» **What you should do**:
Tally each line where the word "icon" occurs, then give only the total.

━━ Dataset

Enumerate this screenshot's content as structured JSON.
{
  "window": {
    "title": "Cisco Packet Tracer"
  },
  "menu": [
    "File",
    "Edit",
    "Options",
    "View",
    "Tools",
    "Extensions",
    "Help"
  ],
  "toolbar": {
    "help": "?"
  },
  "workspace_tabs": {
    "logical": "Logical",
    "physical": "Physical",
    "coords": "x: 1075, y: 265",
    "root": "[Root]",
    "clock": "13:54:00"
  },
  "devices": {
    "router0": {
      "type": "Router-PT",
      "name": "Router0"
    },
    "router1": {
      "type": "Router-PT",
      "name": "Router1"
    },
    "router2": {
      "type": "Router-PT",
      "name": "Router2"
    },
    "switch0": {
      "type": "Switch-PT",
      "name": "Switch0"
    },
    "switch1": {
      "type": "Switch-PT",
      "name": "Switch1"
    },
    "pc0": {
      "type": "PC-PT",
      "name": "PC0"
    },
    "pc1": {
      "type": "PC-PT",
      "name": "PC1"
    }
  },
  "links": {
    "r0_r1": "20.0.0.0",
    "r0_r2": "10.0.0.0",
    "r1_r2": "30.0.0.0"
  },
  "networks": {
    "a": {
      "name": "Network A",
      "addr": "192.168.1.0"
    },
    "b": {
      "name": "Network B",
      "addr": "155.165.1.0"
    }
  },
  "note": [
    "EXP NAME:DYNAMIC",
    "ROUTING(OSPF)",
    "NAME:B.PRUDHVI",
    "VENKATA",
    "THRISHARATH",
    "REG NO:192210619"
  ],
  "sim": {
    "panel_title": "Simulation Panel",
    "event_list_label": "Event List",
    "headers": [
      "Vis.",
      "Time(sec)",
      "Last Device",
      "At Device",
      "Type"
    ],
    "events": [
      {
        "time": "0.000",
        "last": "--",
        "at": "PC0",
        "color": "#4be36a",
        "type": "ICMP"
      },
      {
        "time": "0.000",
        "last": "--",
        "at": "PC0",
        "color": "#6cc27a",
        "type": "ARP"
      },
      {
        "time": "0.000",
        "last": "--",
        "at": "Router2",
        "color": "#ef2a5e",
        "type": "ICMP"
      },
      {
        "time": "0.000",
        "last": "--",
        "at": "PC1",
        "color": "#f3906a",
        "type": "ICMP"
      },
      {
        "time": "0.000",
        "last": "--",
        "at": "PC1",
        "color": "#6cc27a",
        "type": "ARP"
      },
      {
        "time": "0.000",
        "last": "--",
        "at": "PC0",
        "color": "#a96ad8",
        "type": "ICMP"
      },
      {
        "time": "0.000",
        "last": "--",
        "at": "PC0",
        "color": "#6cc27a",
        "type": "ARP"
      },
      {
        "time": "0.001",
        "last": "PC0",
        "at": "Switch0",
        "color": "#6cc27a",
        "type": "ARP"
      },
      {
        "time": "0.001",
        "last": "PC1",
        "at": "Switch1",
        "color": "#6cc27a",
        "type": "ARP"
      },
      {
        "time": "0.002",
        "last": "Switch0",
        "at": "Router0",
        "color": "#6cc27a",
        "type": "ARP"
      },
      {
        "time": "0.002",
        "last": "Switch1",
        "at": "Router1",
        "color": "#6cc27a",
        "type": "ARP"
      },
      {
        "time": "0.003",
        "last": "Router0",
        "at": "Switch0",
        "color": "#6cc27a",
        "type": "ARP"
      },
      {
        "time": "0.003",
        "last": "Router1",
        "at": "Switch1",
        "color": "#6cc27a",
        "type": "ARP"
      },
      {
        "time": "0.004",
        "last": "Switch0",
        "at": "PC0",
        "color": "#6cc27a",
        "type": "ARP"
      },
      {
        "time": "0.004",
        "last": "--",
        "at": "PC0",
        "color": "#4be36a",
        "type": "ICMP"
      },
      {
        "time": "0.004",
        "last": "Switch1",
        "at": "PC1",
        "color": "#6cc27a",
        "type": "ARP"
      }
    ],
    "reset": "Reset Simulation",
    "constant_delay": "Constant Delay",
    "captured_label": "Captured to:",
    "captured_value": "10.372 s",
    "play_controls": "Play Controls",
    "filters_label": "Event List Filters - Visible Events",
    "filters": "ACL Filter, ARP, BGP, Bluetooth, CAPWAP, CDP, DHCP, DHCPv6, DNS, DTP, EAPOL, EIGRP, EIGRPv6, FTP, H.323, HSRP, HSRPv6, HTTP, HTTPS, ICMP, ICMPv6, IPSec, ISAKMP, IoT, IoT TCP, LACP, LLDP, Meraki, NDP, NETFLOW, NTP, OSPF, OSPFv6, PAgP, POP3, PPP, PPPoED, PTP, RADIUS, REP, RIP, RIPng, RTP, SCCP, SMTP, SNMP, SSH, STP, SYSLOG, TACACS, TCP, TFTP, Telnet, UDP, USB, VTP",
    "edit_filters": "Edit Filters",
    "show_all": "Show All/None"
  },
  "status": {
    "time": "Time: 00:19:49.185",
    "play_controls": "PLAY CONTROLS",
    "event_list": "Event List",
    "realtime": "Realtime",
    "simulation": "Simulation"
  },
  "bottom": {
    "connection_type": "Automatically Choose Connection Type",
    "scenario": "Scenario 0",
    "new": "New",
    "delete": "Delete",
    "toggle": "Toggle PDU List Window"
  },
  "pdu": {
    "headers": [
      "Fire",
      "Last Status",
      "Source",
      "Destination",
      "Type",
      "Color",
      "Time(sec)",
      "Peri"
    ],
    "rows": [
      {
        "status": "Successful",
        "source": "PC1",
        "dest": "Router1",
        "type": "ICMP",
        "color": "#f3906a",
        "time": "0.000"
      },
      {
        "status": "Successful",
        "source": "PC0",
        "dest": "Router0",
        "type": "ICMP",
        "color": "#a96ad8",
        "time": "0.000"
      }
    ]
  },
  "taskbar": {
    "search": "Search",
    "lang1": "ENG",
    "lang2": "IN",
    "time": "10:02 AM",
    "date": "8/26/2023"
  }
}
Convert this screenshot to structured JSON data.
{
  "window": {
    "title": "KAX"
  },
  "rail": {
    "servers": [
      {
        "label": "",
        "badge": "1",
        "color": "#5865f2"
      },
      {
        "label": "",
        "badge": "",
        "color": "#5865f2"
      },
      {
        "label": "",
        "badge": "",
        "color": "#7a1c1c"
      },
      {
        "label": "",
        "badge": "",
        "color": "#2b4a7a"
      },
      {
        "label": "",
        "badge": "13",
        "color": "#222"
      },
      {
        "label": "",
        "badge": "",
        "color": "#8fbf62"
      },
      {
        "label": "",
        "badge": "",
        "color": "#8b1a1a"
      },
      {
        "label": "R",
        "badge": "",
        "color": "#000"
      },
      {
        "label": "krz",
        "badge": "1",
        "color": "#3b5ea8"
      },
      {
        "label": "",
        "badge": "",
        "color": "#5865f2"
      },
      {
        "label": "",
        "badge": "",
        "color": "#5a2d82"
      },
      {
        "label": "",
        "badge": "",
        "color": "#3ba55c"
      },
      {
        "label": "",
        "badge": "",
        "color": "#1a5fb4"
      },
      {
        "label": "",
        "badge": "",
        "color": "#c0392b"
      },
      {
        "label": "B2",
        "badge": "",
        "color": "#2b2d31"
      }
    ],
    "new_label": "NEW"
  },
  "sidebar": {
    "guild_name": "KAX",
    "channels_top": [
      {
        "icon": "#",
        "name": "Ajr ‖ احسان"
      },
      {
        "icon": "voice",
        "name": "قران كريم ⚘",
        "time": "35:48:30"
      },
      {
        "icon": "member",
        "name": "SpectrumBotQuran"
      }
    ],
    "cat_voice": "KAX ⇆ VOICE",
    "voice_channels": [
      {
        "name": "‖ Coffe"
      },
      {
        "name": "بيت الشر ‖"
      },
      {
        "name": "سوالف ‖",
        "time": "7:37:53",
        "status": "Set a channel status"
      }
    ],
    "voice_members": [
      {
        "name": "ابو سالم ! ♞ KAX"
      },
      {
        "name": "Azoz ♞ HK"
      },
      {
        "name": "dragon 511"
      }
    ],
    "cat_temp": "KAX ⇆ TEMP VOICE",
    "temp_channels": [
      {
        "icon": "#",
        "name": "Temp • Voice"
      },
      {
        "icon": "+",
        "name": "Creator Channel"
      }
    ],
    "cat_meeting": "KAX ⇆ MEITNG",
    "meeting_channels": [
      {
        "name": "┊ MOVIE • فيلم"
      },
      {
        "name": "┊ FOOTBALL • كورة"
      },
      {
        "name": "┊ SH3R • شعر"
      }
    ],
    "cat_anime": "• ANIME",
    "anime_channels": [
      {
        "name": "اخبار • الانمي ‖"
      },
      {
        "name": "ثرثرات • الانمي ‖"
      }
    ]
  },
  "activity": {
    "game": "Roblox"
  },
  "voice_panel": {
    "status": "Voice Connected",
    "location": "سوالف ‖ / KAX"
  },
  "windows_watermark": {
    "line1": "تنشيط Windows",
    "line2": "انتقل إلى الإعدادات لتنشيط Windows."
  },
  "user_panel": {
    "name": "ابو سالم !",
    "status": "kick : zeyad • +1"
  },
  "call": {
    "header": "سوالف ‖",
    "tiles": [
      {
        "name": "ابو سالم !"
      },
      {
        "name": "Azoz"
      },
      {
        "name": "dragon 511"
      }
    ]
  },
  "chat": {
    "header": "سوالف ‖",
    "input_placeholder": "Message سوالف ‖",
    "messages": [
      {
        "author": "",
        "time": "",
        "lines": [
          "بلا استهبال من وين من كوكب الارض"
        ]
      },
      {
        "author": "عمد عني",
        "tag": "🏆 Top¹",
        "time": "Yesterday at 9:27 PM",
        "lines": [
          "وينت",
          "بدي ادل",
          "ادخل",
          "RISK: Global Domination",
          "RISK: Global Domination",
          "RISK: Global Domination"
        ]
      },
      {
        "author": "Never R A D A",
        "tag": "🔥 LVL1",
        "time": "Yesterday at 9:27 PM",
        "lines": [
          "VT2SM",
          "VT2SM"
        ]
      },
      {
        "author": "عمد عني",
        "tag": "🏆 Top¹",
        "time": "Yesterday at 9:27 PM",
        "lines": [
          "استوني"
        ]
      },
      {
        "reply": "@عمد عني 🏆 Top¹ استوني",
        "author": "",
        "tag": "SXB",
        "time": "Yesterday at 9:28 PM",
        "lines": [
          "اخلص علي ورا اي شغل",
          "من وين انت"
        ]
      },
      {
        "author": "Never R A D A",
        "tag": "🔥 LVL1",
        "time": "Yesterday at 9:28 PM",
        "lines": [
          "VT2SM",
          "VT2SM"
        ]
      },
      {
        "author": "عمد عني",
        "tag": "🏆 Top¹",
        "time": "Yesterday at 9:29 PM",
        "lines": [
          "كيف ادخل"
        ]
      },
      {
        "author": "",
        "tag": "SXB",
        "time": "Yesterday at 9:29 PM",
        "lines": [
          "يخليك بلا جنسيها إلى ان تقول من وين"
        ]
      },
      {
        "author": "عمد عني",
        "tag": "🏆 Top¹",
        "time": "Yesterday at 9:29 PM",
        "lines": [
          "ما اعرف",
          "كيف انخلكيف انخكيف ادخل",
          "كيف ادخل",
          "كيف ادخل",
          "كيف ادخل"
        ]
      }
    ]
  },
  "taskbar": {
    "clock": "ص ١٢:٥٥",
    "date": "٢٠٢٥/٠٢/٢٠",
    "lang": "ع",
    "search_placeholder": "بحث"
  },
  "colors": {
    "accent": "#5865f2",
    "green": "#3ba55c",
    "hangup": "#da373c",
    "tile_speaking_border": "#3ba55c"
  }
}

━━━━

» **Finished exercise**:
5